Source data
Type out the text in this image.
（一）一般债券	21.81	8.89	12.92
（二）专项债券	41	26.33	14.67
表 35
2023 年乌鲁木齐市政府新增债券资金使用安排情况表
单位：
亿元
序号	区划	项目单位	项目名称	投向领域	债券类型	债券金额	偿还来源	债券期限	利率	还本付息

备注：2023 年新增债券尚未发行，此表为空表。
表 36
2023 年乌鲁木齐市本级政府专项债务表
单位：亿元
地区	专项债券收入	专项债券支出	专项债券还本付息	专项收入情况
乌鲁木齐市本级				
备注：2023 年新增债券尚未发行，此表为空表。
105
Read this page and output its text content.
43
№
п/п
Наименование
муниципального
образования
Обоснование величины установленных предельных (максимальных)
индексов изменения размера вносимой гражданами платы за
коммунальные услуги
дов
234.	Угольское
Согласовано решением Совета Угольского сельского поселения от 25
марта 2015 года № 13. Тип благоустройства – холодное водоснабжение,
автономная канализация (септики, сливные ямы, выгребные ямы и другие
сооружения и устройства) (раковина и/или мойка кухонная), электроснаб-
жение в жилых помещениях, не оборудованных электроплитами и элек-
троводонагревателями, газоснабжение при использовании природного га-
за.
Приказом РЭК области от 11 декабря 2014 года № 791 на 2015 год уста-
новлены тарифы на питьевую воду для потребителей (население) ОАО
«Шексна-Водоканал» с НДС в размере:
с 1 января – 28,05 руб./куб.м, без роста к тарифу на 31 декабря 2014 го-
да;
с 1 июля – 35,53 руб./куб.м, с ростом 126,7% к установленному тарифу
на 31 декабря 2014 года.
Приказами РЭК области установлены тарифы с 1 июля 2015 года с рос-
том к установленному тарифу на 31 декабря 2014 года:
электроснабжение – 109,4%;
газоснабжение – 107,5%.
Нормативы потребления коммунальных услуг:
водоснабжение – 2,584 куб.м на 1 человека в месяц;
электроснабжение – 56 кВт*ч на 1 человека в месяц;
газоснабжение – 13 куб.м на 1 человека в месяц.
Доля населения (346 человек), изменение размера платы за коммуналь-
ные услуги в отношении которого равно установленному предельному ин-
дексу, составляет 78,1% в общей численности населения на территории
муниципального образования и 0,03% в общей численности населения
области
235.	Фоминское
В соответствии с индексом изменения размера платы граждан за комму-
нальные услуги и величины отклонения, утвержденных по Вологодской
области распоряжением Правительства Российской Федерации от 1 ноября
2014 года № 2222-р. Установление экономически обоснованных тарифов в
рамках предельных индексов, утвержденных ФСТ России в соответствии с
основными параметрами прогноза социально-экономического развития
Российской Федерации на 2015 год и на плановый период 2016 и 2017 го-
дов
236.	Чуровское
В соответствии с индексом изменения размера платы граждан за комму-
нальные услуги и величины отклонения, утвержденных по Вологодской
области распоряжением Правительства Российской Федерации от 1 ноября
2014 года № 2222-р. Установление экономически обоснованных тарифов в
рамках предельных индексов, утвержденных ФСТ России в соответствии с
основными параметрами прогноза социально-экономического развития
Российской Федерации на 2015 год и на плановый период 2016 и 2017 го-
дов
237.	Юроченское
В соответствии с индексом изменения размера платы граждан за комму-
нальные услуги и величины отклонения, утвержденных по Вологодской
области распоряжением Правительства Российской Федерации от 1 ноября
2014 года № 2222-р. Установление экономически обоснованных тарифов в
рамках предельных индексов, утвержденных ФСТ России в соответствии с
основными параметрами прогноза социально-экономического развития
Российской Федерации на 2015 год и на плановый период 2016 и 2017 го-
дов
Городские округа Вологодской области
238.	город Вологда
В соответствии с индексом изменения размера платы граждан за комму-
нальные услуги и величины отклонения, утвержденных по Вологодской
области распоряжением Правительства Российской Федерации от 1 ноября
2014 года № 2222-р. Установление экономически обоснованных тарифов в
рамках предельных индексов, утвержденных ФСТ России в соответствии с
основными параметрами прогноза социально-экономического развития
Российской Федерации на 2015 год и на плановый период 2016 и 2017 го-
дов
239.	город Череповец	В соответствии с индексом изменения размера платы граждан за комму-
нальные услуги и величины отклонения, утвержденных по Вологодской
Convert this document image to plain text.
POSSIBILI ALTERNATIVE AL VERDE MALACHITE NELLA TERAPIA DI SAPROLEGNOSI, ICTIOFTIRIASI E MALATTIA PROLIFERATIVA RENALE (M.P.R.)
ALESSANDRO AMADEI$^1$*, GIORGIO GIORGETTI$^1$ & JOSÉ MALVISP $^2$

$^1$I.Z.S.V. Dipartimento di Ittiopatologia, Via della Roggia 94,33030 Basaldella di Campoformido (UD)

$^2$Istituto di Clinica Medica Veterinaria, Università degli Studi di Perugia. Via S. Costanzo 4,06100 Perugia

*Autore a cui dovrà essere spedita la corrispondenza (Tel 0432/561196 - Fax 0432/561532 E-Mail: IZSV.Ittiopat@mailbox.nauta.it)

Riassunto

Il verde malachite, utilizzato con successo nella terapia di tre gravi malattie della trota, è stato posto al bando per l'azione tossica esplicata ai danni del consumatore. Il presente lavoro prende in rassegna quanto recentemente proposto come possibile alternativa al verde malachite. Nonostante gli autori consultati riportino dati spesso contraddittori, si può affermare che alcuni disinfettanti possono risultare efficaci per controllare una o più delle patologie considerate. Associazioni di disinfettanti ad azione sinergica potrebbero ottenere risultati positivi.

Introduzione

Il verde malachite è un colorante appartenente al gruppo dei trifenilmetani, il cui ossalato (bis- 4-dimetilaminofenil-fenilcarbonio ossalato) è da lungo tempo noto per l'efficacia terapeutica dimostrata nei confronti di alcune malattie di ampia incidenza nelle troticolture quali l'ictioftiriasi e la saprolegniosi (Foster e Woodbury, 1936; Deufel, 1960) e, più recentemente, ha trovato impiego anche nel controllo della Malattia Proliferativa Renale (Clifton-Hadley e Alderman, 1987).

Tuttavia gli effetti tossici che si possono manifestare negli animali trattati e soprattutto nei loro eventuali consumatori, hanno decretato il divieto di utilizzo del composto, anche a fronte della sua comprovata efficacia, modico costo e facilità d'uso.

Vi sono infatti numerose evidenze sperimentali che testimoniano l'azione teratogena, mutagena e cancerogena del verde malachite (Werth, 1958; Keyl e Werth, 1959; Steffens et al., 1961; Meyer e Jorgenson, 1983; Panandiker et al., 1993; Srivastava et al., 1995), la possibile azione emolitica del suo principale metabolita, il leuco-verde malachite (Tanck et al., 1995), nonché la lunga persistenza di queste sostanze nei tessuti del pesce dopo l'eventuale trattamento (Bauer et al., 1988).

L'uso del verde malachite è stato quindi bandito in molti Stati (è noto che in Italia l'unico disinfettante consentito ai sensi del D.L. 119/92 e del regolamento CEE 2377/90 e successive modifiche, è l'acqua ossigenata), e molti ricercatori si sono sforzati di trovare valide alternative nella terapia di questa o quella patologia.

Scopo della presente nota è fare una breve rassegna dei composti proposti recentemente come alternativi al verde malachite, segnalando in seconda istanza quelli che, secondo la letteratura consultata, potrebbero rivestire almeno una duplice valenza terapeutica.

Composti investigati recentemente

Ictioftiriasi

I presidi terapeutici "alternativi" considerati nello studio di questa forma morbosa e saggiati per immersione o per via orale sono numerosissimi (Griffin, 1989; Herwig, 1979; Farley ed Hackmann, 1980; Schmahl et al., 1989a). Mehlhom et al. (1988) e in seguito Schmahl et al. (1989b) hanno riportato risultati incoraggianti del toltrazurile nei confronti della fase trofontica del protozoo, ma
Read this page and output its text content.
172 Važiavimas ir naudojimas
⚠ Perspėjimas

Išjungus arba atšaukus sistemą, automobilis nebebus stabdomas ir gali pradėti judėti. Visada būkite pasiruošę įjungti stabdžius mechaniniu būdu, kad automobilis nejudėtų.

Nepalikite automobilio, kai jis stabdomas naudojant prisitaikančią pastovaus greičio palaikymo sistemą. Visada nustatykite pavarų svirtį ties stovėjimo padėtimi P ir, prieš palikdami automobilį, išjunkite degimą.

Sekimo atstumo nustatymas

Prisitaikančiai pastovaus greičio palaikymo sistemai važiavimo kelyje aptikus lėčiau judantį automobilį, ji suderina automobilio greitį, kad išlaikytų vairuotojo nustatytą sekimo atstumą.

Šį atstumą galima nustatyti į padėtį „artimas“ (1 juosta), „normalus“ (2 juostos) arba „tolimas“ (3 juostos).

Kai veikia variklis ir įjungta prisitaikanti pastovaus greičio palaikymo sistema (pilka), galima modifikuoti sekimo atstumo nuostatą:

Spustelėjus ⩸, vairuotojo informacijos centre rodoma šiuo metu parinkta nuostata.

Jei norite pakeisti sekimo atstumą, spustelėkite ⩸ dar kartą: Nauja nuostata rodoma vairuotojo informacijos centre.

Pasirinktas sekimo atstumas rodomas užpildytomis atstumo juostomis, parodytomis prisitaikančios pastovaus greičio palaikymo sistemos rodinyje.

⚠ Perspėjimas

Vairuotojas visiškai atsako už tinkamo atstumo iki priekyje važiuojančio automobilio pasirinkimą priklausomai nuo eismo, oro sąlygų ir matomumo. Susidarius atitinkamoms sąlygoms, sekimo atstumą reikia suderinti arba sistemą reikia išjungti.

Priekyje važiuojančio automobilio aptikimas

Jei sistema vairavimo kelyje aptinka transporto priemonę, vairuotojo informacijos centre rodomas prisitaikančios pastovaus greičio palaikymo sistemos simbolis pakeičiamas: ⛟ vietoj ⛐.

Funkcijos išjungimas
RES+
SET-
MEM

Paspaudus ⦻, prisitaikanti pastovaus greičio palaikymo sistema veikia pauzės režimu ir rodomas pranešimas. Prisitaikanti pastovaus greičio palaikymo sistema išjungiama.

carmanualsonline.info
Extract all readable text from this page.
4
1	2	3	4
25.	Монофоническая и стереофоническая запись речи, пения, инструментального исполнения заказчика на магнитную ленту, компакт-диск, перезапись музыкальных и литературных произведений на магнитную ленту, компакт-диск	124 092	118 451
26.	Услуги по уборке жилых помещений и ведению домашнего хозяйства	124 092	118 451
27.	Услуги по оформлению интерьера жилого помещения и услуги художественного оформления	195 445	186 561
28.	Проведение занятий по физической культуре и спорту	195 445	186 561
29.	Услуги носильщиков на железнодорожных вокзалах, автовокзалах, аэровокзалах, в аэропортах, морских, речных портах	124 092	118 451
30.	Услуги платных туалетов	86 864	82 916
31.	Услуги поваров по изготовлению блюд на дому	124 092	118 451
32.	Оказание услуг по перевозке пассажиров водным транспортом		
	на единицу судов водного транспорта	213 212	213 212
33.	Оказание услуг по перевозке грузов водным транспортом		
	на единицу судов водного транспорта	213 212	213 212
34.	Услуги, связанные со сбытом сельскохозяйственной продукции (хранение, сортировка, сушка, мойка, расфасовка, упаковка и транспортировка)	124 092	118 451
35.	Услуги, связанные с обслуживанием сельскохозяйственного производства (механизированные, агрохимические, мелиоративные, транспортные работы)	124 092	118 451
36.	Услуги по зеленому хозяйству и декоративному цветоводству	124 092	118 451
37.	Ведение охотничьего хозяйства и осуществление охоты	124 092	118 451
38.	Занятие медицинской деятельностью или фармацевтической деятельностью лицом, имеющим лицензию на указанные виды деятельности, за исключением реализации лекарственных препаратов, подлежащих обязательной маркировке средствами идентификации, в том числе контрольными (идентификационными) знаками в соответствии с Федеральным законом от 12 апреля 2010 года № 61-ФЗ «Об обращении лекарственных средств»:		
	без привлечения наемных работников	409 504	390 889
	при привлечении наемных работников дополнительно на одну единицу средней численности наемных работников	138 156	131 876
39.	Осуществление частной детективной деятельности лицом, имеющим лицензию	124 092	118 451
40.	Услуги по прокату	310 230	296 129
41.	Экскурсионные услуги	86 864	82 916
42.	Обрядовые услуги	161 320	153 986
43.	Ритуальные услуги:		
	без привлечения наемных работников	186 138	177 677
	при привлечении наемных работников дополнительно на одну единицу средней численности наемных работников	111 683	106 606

SHORT EXERCISE — Show all lines from the data above in which the word "лицензию" appears.

EXERCISE SOLUTION —
38.	Занятие медицинской деятельностью или фармацевтической деятельностью лицом, имеющим лицензию на указанные виды деятельности, за исключением реализации лекарственных препаратов, подлежащих обязательной маркировке средствами идентификации, в том числе контрольными (идентификационными) знаками в соответствии с Федеральным законом от 12 апреля 2010 года № 61-ФЗ «Об обращении лекарственных средств»:		
39.	Осуществление частной детективной деятельности лицом, имеющим лицензию	124 092	118 451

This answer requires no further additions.